EXERCISE DATA →
* BEGIN *
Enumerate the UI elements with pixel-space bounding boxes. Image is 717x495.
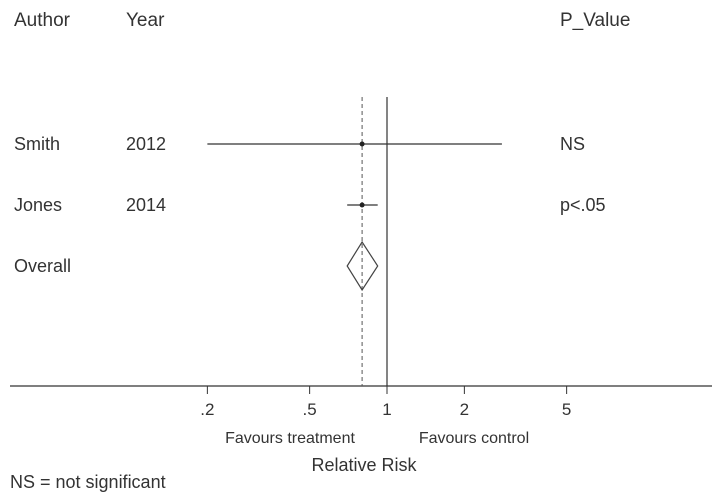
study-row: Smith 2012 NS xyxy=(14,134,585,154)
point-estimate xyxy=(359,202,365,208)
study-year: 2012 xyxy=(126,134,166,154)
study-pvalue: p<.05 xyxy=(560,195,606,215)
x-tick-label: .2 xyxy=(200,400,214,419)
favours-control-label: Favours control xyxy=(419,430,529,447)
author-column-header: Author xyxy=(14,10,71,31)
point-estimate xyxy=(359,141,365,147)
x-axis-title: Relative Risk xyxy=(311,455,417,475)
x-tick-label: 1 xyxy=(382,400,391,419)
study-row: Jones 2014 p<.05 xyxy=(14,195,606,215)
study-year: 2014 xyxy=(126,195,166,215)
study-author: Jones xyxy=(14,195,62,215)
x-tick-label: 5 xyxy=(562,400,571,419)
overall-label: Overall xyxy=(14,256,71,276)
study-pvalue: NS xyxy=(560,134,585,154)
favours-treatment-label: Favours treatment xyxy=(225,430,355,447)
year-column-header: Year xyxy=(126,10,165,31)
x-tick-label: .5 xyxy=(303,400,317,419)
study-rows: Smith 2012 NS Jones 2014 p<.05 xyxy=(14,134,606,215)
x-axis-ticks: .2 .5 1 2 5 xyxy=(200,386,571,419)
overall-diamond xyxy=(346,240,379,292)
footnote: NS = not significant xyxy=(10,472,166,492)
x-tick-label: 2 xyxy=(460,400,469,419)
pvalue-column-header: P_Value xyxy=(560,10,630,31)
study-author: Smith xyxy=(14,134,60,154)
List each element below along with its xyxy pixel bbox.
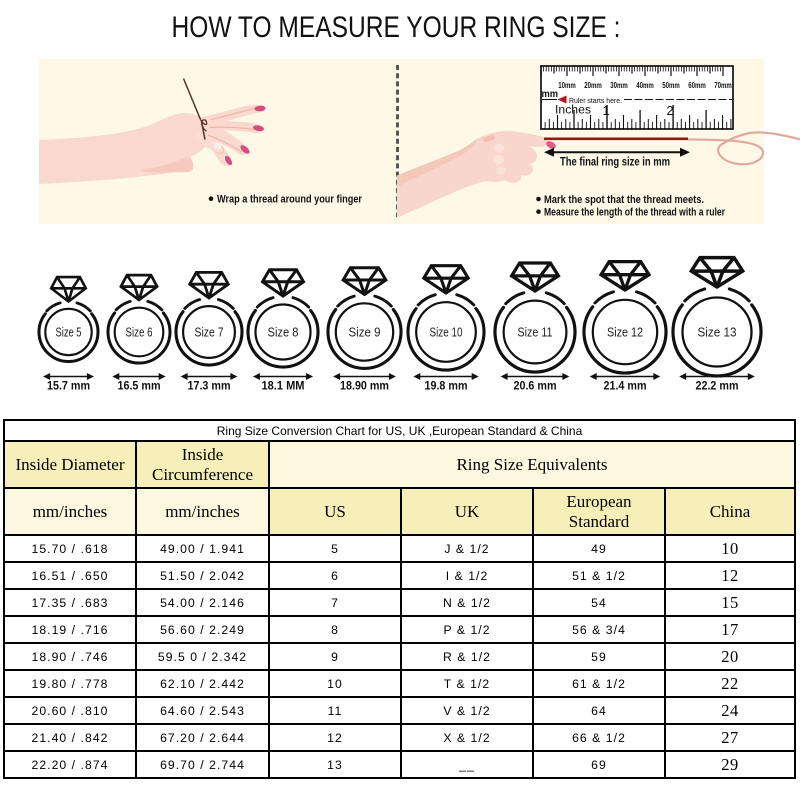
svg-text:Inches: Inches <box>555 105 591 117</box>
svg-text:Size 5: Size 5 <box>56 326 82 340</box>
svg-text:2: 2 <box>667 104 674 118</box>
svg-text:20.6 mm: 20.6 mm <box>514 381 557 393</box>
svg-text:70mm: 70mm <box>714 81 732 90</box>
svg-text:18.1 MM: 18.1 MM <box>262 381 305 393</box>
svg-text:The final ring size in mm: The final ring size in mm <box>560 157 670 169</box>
* END *
INSTRUCTION → State how many lines in the items above contain the string "pixel". Case counts.

TASK RESULT → 2